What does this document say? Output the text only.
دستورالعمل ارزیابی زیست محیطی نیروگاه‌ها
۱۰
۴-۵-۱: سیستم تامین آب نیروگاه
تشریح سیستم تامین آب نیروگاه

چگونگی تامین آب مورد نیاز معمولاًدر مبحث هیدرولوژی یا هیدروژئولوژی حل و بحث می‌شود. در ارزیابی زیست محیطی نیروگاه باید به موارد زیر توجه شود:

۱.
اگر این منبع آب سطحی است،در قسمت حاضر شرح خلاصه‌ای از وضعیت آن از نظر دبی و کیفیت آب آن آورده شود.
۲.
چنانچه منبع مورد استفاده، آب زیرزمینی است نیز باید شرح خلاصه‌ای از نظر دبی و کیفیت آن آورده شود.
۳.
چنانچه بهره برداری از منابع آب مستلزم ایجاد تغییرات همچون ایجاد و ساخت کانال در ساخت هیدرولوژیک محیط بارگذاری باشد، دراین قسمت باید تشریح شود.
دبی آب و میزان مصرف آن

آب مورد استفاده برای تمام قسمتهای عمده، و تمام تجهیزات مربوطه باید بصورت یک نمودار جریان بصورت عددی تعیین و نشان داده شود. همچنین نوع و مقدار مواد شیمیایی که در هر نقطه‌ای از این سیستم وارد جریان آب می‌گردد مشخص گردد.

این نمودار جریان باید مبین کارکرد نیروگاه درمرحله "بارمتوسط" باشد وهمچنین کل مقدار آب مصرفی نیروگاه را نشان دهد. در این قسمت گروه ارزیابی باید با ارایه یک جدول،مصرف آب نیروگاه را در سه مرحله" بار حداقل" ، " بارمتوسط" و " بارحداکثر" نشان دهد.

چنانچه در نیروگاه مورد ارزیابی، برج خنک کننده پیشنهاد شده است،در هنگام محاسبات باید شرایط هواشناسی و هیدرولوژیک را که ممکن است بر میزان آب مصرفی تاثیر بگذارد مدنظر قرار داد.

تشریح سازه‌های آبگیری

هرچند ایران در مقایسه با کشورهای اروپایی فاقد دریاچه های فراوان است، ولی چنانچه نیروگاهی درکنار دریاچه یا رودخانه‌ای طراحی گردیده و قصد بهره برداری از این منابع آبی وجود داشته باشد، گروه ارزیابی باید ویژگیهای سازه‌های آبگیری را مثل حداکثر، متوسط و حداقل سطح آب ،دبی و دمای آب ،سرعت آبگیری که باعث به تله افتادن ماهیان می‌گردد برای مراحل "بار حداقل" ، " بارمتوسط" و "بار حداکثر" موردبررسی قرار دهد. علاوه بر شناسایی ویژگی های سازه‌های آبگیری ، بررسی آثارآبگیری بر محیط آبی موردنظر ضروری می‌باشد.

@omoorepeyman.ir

- [AIM OF THE EXERCISE]
Write out every entry again exactly, please, with nothing missing.

- [THE RESPONSE]
What does this document say? Output the text only.
دستورالعمل ارزیابی زیست محیطی نیروگاه‌ها
۱۰
۴-۵-۱: سیستم تامین آب نیروگاه
تشریح سیستم تامین آب نیروگاه

چگونگی تامین آب مورد نیاز معمولاًدر مبحث هیدرولوژی یا هیدروژئولوژی حل و بحث می‌شود. در ارزیابی زیست محیطی نیروگاه باید به موارد زیر توجه شود:

۱.
اگر این منبع آب سطحی است،در قسمت حاضر شرح خلاصه‌ای از وضعیت آن از نظر دبی و کیفیت آب آن آورده شود.
۲.
چنانچه منبع مورد استفاده، آب زیرزمینی است نیز باید شرح خلاصه‌ای از نظر دبی و کیفیت آن آورده شود.
۳.
چنانچه بهره برداری از منابع آب مستلزم ایجاد تغییرات همچون ایجاد و ساخت کانال در ساخت هیدرولوژیک محیط بارگذاری باشد، دراین قسمت باید تشریح شود.
دبی آب و میزان مصرف آن

آب مورد استفاده برای تمام قسمتهای عمده، و تمام تجهیزات مربوطه باید بصورت یک نمودار جریان بصورت عددی تعیین و نشان داده شود. همچنین نوع و مقدار مواد شیمیایی که در هر نقطه‌ای از این سیستم وارد جریان آب می‌گردد مشخص گردد.

این نمودار جریان باید مبین کارکرد نیروگاه درمرحله "بارمتوسط" باشد وهمچنین کل مقدار آب مصرفی نیروگاه را نشان دهد. در این قسمت گروه ارزیابی باید با ارایه یک جدول،مصرف آب نیروگاه را در سه مرحله" بار حداقل" ، " بارمتوسط" و " بارحداکثر" نشان دهد.

چنانچه در نیروگاه مورد ارزیابی، برج خنک کننده پیشنهاد شده است،در هنگام محاسبات باید شرایط هواشناسی و هیدرولوژیک را که ممکن است بر میزان آب مصرفی تاثیر بگذارد مدنظر قرار داد.

تشریح سازه‌های آبگیری

هرچند ایران در مقایسه با کشورهای اروپایی فاقد دریاچه های فراوان است، ولی چنانچه نیروگاهی درکنار دریاچه یا رودخانه‌ای طراحی گردیده و قصد بهره برداری از این منابع آبی وجود داشته باشد، گروه ارزیابی باید ویژگیهای سازه‌های آبگیری را مثل حداکثر، متوسط و حداقل سطح آب ،دبی و دمای آب ،سرعت آبگیری که باعث به تله افتادن ماهیان می‌گردد برای مراحل "بار حداقل" ، " بارمتوسط" و "بار حداکثر" موردبررسی قرار دهد. علاوه بر شناسایی ویژگی های سازه‌های آبگیری ، بررسی آثارآبگیری بر محیط آبی موردنظر ضروری می‌باشد.

@omoorepeyman.ir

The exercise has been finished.